■ WHAT IS REQUIRED ■
Work out the number of lines containing "performance". Give that number alone.
Start INFORMATION PROVIDED
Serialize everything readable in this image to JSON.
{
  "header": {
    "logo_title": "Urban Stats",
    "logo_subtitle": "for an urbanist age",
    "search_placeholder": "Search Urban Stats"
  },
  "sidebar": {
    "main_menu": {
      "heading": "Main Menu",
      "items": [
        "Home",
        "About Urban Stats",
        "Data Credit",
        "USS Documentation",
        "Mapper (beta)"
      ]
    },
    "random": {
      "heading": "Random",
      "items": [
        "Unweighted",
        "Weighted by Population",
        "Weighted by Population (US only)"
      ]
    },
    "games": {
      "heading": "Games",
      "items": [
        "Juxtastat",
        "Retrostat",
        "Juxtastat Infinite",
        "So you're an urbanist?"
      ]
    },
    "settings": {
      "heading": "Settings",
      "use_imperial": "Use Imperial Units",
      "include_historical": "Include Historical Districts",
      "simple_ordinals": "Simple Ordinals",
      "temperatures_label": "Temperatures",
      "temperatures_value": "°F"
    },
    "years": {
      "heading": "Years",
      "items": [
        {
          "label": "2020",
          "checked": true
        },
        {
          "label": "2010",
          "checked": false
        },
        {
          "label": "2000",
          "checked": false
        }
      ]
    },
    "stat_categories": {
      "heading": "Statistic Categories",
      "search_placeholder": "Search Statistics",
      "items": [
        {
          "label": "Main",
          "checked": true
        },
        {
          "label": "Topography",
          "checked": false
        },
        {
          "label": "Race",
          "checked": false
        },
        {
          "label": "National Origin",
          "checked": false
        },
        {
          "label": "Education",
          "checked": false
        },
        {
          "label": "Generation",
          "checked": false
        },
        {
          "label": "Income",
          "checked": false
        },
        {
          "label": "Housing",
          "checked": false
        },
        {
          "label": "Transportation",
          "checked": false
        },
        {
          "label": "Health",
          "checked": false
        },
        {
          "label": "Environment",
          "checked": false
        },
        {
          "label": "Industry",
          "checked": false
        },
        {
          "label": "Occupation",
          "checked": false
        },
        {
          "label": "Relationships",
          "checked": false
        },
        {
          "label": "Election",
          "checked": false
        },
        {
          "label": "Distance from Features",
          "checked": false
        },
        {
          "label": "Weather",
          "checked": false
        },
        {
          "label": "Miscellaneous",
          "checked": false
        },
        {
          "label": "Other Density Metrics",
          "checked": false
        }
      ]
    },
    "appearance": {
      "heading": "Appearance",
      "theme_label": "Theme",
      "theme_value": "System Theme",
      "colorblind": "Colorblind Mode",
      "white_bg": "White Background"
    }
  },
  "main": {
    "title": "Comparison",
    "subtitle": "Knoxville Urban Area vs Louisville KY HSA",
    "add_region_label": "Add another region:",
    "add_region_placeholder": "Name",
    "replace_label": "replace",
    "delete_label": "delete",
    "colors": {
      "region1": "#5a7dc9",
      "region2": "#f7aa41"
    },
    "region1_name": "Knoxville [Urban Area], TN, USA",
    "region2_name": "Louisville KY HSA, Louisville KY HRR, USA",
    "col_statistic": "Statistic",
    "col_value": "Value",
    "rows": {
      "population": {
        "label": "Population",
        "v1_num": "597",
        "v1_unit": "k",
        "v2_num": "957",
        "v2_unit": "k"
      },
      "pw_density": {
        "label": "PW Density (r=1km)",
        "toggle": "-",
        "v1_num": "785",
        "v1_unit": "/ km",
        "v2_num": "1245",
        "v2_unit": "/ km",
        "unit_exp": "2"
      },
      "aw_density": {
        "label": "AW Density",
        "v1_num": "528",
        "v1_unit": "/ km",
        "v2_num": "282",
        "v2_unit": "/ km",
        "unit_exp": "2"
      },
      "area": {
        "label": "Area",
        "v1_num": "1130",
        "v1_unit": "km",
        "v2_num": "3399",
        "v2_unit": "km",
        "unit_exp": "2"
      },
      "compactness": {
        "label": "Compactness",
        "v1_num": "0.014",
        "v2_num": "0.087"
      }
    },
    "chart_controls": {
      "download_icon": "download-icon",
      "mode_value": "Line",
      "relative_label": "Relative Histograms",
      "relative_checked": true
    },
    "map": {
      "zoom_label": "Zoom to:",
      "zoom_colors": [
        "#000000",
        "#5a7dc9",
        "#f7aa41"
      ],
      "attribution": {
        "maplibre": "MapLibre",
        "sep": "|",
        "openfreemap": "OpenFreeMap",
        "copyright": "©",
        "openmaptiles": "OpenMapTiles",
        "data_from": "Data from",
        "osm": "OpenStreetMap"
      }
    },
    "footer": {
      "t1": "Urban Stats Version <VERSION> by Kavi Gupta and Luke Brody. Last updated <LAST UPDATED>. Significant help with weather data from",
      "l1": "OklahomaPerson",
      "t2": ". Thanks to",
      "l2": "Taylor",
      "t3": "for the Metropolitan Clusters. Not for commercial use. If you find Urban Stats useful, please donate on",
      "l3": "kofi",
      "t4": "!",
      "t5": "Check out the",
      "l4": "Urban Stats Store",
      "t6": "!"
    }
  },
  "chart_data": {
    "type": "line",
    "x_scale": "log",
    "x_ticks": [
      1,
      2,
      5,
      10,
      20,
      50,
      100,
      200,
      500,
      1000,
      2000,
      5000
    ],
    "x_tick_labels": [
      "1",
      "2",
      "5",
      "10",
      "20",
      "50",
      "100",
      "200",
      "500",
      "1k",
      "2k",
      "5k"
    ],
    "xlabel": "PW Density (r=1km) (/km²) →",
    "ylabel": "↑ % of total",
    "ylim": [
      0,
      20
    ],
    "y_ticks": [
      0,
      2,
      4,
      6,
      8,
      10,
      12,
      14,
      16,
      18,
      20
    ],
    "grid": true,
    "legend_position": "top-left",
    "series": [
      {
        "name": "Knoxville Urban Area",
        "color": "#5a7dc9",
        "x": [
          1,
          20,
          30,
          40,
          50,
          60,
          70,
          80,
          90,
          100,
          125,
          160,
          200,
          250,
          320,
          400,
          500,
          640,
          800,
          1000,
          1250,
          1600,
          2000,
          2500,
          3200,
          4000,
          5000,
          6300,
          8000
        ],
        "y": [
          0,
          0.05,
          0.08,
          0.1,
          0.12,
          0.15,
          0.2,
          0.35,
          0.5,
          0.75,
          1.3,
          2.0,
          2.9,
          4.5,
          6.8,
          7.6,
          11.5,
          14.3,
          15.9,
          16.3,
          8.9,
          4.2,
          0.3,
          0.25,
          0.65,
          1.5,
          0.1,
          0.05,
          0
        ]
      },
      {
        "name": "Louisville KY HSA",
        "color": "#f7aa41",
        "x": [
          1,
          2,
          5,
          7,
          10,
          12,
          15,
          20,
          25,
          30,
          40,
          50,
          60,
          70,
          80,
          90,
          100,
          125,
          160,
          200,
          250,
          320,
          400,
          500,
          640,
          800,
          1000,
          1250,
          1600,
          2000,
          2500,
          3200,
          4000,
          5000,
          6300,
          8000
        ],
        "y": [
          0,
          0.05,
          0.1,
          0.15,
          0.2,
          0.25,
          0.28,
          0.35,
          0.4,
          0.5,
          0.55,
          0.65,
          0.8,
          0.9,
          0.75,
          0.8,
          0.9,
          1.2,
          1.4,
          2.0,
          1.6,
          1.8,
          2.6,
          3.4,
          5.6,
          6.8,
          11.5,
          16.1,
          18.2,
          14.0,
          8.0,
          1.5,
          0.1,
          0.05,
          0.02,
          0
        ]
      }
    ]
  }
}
End INFORMATION PROVIDED
Start INFORMATION PROVIDED
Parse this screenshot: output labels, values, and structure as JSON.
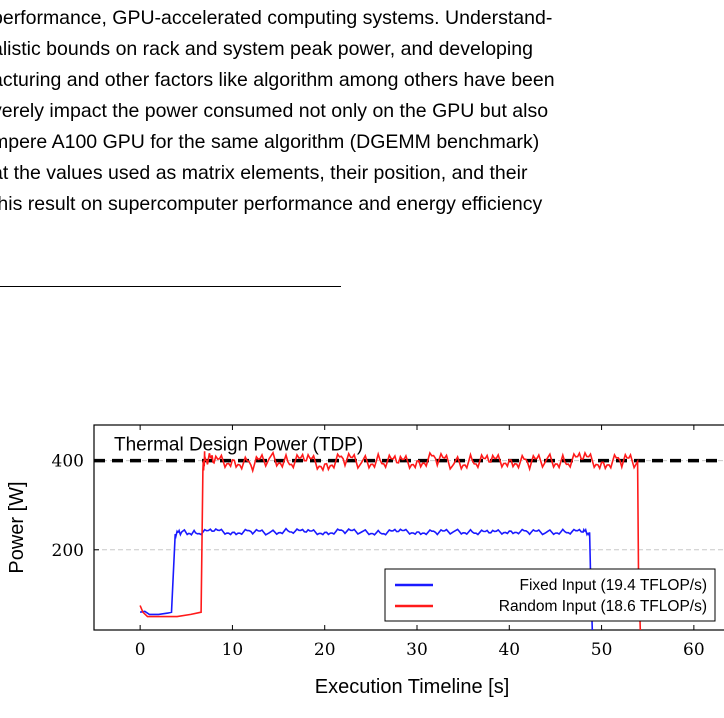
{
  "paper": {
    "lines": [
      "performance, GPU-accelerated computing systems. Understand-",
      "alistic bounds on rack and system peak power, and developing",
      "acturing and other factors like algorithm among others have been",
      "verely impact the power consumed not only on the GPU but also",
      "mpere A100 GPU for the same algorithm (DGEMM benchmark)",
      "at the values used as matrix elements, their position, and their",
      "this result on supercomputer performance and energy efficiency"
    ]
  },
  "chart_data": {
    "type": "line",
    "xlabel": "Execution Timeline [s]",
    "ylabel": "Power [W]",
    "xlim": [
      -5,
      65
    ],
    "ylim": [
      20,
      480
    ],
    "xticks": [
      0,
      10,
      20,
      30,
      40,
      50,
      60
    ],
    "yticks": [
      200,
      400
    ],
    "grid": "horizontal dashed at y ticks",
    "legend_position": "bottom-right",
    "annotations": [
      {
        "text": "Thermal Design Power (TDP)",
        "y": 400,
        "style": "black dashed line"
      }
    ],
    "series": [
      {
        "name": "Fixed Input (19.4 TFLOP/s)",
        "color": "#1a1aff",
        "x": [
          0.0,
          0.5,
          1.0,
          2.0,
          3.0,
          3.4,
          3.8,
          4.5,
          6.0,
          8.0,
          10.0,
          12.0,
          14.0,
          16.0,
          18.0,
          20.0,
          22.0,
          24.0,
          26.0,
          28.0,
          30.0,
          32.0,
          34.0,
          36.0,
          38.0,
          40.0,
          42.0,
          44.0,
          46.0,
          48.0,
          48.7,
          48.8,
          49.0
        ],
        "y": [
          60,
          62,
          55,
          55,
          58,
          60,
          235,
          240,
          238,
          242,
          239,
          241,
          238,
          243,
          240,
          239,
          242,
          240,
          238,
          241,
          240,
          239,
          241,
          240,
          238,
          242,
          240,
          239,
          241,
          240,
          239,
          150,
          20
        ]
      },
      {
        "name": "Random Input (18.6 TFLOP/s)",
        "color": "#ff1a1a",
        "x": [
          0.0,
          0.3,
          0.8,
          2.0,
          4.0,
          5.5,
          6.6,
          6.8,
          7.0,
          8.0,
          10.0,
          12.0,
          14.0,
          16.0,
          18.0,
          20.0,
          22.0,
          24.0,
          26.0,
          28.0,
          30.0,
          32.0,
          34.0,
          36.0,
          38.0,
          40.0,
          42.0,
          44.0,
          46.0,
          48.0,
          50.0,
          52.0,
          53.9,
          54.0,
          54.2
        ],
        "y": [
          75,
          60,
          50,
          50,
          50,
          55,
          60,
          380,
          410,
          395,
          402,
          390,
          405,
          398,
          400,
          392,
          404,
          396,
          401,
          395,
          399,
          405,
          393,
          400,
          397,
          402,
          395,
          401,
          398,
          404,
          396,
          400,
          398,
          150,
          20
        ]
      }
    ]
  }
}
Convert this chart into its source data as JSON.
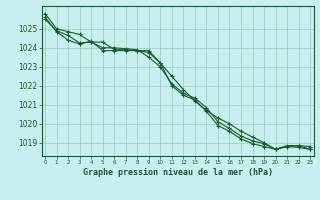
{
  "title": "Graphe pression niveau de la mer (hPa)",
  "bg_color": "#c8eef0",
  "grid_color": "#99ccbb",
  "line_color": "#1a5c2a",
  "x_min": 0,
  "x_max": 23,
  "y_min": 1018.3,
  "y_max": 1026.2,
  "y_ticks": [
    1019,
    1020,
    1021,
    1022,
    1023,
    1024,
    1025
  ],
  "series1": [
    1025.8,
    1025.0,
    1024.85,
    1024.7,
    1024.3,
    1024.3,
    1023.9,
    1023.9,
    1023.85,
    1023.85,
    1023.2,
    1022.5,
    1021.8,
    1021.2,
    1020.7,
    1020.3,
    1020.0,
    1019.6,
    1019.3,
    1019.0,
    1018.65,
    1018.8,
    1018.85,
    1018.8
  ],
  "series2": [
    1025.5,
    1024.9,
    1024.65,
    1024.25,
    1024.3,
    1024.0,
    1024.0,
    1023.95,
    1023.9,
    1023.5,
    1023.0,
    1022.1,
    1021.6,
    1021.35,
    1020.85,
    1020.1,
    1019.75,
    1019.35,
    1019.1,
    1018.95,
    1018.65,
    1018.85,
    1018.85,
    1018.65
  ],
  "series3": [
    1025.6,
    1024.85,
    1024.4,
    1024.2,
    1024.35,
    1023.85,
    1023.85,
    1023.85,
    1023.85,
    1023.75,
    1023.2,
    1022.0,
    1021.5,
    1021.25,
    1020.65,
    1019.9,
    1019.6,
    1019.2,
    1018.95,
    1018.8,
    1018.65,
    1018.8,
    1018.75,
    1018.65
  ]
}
End INFORMATION PROVIDED
■ EXPECTED OUTPUT ■
2